GIVEN INSTRUCTION - Take every line from the listing below that includes "Lack" and copy it.

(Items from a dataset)
========================================================================
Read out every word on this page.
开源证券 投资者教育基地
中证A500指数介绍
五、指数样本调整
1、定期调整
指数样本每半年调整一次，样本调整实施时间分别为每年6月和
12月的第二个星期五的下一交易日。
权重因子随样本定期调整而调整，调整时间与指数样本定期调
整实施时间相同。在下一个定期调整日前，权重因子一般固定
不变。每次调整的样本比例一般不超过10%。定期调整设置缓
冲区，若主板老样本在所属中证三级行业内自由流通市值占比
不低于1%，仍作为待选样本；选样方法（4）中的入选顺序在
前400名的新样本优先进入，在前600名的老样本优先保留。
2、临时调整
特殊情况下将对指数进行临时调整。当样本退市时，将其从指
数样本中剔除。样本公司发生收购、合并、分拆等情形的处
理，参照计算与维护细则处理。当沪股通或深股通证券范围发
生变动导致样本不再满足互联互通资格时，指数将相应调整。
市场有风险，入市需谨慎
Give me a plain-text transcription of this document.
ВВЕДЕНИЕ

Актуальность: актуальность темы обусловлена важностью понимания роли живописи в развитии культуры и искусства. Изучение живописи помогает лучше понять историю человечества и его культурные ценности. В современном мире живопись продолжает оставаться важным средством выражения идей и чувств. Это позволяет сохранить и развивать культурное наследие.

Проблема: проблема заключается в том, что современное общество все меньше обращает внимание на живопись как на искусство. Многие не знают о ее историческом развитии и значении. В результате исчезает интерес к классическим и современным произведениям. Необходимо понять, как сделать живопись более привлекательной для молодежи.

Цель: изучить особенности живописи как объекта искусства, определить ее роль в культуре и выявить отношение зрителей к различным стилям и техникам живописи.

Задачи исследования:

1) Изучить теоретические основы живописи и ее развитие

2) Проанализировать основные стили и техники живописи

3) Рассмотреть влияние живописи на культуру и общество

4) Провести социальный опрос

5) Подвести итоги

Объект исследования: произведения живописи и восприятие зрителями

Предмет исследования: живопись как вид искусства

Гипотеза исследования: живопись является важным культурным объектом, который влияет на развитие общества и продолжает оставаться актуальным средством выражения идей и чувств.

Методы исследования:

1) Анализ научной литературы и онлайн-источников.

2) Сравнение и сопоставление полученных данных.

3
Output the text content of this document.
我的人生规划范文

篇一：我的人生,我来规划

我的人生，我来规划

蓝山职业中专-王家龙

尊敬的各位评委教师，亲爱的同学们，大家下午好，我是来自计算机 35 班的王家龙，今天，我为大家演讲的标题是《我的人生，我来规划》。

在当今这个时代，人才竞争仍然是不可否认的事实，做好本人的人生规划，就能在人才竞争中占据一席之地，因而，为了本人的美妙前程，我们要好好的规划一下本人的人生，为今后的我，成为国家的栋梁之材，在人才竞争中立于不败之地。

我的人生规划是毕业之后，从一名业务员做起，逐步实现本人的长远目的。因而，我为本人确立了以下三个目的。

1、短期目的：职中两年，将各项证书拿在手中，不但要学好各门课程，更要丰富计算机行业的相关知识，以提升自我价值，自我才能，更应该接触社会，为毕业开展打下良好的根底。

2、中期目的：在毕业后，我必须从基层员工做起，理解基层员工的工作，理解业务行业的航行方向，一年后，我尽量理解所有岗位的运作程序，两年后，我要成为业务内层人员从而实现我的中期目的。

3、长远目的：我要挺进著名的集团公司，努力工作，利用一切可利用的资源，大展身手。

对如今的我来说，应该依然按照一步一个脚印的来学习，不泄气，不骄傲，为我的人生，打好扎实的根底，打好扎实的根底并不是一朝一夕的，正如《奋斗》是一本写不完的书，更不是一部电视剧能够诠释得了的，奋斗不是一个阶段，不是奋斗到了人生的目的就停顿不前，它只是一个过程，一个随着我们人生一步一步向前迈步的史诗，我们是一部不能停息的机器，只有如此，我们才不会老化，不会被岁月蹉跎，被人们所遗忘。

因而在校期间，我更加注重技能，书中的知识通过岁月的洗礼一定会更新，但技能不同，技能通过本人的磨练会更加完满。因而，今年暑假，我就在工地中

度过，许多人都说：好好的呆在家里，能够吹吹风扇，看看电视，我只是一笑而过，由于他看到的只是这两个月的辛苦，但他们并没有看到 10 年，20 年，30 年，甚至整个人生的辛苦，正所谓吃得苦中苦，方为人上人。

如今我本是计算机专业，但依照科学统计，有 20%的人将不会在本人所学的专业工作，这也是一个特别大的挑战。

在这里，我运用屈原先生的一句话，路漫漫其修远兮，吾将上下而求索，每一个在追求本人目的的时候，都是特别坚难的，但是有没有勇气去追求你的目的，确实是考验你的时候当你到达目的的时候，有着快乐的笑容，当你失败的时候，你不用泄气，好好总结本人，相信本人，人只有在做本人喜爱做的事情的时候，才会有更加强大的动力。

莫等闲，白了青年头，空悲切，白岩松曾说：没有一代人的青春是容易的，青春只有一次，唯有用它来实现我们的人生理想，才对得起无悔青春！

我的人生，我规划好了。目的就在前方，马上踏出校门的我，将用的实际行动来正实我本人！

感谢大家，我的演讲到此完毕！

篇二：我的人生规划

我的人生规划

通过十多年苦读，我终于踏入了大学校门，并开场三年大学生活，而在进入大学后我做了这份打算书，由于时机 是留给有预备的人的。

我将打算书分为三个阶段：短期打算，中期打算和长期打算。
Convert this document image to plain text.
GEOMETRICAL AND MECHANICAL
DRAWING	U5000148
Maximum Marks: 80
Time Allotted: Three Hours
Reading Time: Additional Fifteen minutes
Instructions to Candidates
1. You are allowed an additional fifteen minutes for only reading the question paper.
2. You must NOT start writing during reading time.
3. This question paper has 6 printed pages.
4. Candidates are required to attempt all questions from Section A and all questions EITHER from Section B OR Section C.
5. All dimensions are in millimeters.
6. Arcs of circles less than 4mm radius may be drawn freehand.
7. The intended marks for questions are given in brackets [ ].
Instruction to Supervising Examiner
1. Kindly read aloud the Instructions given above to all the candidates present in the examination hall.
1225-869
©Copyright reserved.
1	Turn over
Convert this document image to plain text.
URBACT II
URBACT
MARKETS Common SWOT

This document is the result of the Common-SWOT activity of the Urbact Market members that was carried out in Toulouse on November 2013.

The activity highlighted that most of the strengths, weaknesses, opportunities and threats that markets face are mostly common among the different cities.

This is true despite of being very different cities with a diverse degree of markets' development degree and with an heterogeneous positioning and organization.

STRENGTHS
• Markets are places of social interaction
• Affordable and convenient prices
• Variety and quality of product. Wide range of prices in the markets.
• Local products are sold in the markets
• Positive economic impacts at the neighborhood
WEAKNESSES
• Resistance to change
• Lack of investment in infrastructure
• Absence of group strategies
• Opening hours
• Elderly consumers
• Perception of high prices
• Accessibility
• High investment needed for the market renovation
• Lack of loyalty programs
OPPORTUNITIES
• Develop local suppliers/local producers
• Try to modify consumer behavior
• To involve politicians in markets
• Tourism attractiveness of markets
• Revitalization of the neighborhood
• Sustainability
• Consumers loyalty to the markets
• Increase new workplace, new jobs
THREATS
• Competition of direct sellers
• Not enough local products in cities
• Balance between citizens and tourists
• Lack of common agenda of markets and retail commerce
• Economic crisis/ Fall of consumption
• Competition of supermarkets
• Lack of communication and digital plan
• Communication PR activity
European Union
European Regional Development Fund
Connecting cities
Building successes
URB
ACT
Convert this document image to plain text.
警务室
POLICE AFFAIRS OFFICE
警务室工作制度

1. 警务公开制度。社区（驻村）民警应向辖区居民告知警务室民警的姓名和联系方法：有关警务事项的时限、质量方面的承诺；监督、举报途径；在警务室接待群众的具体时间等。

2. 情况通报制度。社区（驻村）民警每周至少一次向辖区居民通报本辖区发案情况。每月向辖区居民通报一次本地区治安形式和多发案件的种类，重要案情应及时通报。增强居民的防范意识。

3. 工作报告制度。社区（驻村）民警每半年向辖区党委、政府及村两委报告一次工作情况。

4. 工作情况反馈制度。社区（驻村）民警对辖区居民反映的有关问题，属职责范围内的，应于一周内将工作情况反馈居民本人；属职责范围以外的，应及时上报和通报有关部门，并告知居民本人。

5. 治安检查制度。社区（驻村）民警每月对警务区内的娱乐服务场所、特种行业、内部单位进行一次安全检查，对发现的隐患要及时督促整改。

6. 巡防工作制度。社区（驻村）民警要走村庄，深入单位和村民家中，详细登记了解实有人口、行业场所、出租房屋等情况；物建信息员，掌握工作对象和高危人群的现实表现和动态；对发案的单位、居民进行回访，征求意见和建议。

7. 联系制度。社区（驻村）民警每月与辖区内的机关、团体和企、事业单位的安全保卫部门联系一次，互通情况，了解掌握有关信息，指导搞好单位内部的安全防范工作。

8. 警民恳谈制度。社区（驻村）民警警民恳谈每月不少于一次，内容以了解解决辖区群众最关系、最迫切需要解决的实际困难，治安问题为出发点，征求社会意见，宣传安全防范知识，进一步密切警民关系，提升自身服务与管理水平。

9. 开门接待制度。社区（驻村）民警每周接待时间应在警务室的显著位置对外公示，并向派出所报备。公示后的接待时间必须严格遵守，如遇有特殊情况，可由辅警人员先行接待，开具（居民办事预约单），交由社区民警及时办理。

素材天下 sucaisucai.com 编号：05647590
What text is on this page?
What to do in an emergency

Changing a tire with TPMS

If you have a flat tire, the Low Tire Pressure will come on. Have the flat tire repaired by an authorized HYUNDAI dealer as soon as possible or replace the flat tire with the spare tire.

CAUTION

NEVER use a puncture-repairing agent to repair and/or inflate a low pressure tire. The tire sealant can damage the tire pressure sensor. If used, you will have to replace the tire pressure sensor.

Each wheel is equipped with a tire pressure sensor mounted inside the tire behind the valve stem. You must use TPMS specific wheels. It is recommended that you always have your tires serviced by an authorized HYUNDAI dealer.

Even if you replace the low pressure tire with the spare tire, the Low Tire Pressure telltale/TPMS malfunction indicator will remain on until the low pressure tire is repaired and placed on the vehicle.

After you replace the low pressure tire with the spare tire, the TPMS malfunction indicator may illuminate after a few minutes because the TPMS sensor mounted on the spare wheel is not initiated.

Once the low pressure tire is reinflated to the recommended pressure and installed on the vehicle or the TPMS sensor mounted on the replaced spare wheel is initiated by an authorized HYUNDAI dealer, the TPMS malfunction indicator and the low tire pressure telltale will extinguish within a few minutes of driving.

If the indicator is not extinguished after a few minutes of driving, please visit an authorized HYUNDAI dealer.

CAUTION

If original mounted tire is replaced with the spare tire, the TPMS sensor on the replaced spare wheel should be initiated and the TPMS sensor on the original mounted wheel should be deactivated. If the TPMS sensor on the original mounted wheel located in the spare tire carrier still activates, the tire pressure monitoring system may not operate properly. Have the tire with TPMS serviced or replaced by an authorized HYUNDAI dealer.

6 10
========================================================================
EXPECTED ANSWER -
• Lack of investment in infrastructure
• Lack of loyalty programs
• Lack of common agenda of markets and retail commerce
• Lack of communication and digital plan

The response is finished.